■ **Problema breve 1**
Extrae del listado, tal cual y sin cambios, las líneas que van desde la que contiene "disasm-hex: B9 02000000 [112,24,192,38]" hasta el final del listado, ambas incluidas.

Miami Vice reabre el debate sobre
cómo proseguir con la guerra contra las drogas, tomando en cuenta, no a héroes
elegantes, sino a guerreros impenitentes que la sociedad ansía a como dé lugar.
La guerra contra las drogas debe seguir, pero en otro tipo de términos.
La guerra frontal,
reactiva y basada en capturas espectaculares —sin atacar las redes de poder ni
la corrupción— ha fracasado. Hoy, el problema no es solo la violencia del
narco, sino la captura del Estado por el crimen organizado. La alternativa es
formar equipos pequeños, éticamente blindados y altamente especializados, al
estilo de “los intocables” liderados por Eliot Ness contra Al Capone en
Chicago. No se trata de grandes despliegues militares, fácilmente infiltrables,
sino de operaciones quirúrgicas capaces de desmantelar las finanzas criminales,
atacar el lavado de dinero, confiscar bienes y destruir redes de influencia
política y financiera. Como en el caso de Capone, golpear el corazón económico
del delito puede ser más efectivo que cualquier guerra abierta. El legado
profético de Miami Vice enseña que no
basta la valentía, sino que es indispensable una estrategia implacable,
meticulosa y, sobre todo, incorruptible.

■ **Problema breve 2**
Según el texto para leer, ¿contra quién actuaron "los intocables" liderados por Eliot Ness?

■ **Material proporcionado**
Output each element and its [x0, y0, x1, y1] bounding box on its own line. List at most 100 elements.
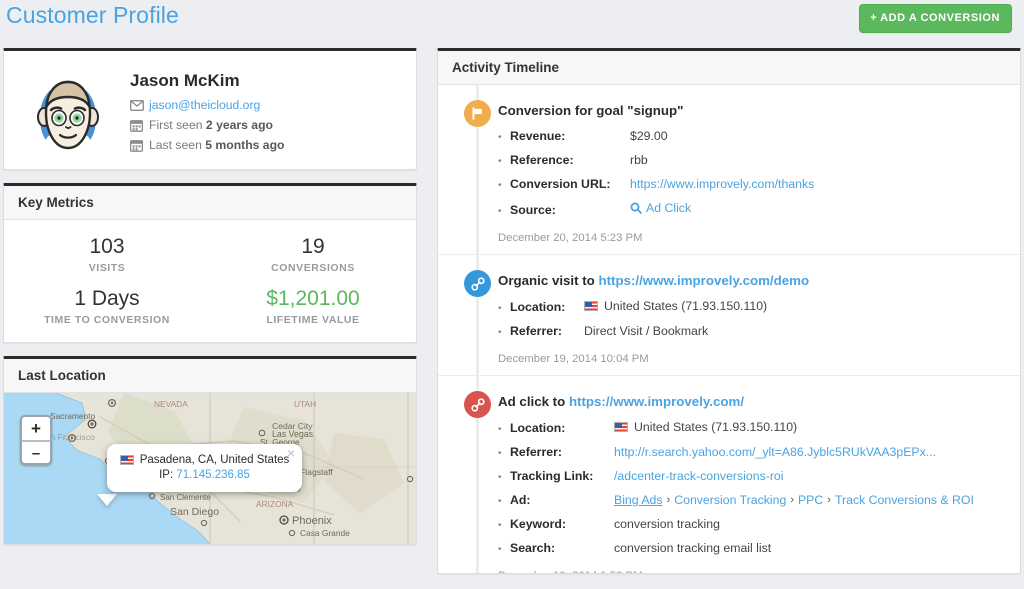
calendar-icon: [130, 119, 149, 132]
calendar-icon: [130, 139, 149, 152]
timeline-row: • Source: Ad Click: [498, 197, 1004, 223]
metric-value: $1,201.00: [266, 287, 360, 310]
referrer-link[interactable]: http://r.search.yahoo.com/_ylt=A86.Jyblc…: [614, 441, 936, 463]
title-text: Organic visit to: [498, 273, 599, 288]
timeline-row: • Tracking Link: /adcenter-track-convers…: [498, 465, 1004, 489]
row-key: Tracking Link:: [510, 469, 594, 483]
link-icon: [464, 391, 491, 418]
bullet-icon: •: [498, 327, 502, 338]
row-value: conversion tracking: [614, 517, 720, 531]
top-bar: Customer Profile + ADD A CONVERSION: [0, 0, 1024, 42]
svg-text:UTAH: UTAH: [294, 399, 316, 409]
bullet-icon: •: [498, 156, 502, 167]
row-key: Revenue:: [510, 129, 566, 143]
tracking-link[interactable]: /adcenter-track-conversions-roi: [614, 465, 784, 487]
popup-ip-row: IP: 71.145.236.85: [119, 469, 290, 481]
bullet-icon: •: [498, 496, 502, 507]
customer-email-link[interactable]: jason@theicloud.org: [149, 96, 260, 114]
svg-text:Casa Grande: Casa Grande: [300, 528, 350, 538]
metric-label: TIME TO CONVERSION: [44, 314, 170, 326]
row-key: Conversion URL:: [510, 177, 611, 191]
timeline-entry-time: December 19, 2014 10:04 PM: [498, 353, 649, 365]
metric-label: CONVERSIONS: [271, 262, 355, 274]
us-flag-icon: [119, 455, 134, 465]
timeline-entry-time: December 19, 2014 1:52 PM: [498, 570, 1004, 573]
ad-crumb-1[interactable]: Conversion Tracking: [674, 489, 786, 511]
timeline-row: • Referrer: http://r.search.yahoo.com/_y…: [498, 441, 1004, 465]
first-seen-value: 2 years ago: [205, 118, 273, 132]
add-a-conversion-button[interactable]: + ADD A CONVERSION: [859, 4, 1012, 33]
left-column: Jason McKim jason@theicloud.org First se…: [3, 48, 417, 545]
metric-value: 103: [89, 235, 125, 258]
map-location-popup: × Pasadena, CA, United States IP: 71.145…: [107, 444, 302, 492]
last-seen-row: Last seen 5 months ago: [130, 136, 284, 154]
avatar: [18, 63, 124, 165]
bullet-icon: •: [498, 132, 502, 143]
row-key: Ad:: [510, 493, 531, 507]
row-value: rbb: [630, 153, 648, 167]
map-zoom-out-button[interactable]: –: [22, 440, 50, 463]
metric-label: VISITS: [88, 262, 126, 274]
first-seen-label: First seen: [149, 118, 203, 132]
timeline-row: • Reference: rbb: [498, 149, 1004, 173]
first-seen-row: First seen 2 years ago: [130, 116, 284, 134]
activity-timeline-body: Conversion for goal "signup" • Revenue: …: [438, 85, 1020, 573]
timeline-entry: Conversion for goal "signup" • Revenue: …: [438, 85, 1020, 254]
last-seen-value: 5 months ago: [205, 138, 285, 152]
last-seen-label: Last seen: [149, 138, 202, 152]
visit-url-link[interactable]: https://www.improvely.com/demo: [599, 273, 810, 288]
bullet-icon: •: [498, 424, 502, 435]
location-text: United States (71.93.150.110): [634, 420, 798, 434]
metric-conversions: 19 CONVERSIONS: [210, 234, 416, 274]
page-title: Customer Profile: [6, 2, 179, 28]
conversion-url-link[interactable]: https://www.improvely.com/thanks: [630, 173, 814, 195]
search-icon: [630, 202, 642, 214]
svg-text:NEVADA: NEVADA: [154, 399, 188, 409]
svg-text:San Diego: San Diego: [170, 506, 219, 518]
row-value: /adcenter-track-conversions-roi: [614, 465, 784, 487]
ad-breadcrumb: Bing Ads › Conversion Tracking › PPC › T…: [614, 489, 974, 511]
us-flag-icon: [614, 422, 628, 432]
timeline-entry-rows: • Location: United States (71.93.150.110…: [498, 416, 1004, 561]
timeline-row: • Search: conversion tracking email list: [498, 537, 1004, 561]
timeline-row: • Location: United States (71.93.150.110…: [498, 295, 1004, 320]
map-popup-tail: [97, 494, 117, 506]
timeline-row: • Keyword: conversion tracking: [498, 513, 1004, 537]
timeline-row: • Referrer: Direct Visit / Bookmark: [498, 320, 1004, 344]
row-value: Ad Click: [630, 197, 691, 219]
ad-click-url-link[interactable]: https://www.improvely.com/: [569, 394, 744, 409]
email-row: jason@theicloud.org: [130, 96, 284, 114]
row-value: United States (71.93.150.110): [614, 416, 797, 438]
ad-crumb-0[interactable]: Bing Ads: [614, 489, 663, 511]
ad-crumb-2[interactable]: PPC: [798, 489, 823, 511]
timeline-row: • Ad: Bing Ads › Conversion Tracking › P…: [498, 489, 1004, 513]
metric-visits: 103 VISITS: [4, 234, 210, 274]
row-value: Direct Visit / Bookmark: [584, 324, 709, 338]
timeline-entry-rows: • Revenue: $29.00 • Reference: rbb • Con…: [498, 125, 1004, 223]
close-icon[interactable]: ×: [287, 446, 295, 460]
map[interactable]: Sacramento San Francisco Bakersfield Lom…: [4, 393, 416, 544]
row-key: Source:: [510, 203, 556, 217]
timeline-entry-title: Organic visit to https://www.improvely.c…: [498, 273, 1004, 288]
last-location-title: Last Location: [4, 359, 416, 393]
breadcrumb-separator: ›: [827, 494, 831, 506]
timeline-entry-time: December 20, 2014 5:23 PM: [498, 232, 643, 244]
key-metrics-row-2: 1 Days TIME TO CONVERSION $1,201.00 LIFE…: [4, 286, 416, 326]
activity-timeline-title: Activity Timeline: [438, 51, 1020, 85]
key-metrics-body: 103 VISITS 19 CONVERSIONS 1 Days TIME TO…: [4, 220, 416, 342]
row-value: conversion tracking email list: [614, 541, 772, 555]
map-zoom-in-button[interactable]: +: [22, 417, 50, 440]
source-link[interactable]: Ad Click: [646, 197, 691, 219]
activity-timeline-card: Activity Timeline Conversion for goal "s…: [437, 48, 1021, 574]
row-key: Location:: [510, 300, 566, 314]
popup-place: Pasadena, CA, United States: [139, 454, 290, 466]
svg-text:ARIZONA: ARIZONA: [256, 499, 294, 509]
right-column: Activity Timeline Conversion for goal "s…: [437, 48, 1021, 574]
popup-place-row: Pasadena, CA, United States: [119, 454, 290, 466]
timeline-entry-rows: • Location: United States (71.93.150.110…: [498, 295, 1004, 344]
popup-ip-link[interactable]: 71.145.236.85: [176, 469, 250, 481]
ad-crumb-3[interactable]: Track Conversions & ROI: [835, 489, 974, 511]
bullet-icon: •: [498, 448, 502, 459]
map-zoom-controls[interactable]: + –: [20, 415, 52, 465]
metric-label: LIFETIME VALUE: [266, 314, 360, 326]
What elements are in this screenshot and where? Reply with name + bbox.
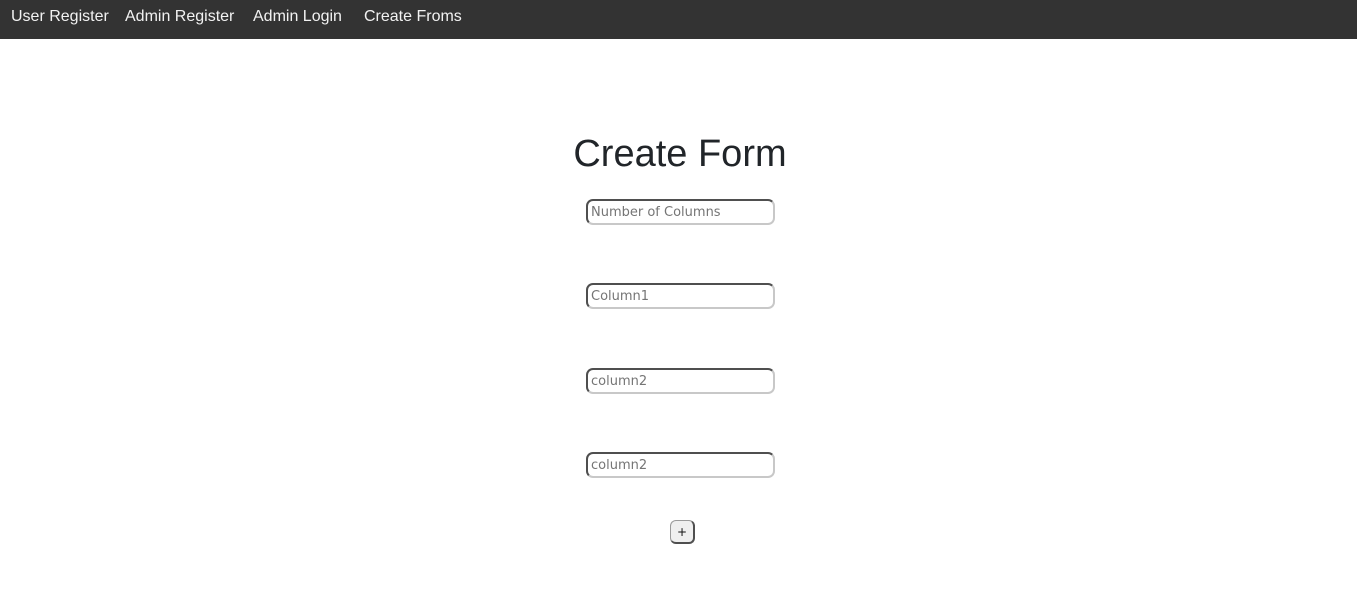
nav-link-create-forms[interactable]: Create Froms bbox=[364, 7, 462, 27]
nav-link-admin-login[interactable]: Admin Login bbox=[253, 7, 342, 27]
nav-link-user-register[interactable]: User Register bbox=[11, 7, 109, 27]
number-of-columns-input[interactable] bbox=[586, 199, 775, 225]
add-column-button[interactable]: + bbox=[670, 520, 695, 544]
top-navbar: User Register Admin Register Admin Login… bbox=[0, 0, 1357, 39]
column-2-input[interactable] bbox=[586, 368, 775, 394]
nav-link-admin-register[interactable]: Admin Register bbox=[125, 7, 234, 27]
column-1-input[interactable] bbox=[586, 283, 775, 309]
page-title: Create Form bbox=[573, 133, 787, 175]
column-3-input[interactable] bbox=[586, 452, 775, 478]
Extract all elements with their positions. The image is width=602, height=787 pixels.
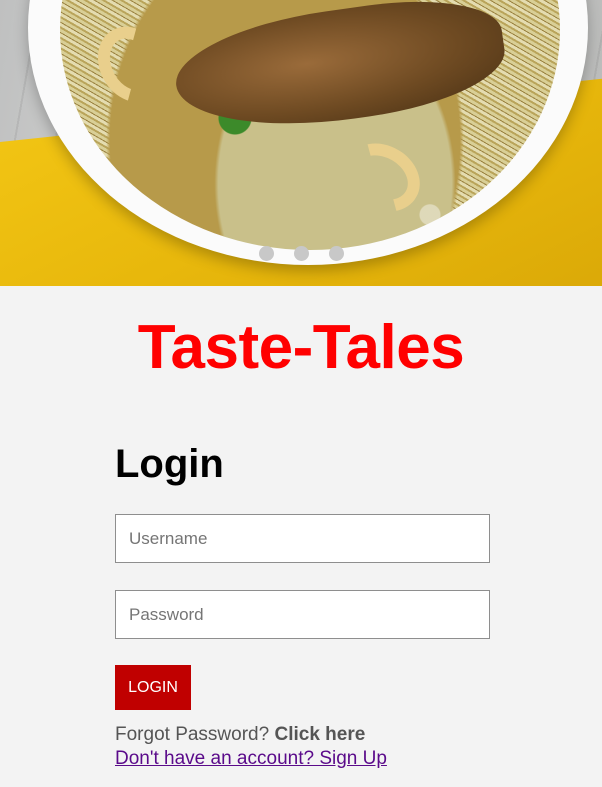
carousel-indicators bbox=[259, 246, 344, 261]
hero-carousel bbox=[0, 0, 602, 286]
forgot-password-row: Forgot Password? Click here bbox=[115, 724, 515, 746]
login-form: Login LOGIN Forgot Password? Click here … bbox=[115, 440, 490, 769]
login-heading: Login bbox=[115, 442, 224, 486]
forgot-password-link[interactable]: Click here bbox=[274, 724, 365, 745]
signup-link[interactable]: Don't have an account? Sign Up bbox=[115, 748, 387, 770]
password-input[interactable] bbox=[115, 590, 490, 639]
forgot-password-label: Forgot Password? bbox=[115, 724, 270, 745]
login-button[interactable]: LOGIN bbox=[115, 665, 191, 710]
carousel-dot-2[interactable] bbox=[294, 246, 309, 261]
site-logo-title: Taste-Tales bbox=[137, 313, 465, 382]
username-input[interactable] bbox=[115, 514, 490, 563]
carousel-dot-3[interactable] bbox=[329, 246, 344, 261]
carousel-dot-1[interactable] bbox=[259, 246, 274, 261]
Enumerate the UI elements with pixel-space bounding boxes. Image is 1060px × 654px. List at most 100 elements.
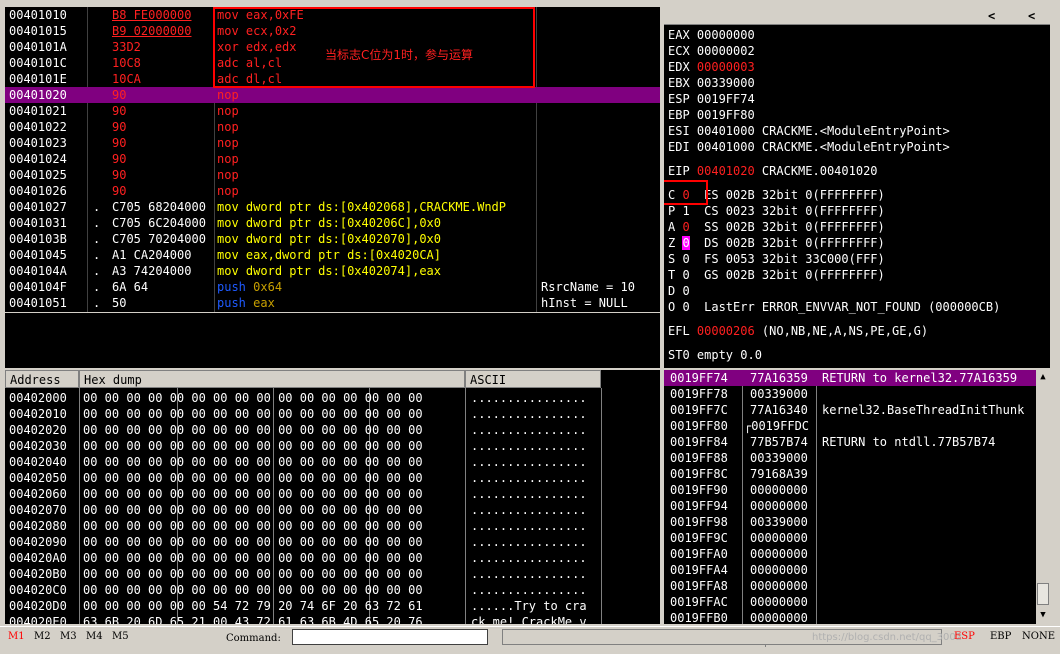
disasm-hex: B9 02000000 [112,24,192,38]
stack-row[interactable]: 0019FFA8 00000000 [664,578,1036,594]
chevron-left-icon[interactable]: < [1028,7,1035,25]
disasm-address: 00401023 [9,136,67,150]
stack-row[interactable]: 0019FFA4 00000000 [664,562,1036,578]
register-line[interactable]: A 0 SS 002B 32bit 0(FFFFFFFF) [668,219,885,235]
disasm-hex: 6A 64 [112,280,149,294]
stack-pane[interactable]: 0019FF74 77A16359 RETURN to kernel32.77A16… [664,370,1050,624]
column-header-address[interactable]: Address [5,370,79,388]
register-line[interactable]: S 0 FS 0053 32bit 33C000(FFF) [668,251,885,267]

■ **Solución del ejercicio 1**
disasm-hex: B9 02000000 [112,24,192,38]
stack-row[interactable]: 0019FFA8 00000000 [664,578,1036,594]
chevron-left-icon[interactable]: < [1028,7,1035,25]
disasm-address: 00401023 [9,136,67,150]
stack-row[interactable]: 0019FFA4 00000000 [664,562,1036,578]
register-line[interactable]: A 0 SS 002B 32bit 0(FFFFFFFF) [668,219,885,235]
disasm-hex: 6A 64 [112,280,149,294]
stack-pane[interactable]: 0019FF74 77A16359 RETURN to kernel32.77A16… [664,370,1050,624]
column-header-address[interactable]: Address [5,370,79,388]
register-line[interactable]: S 0 FS 0053 32bit 33C000(FFF) [668,251,885,267]

■ **Solución del ejercicio 2**
Contra Al Capone, en Chicago.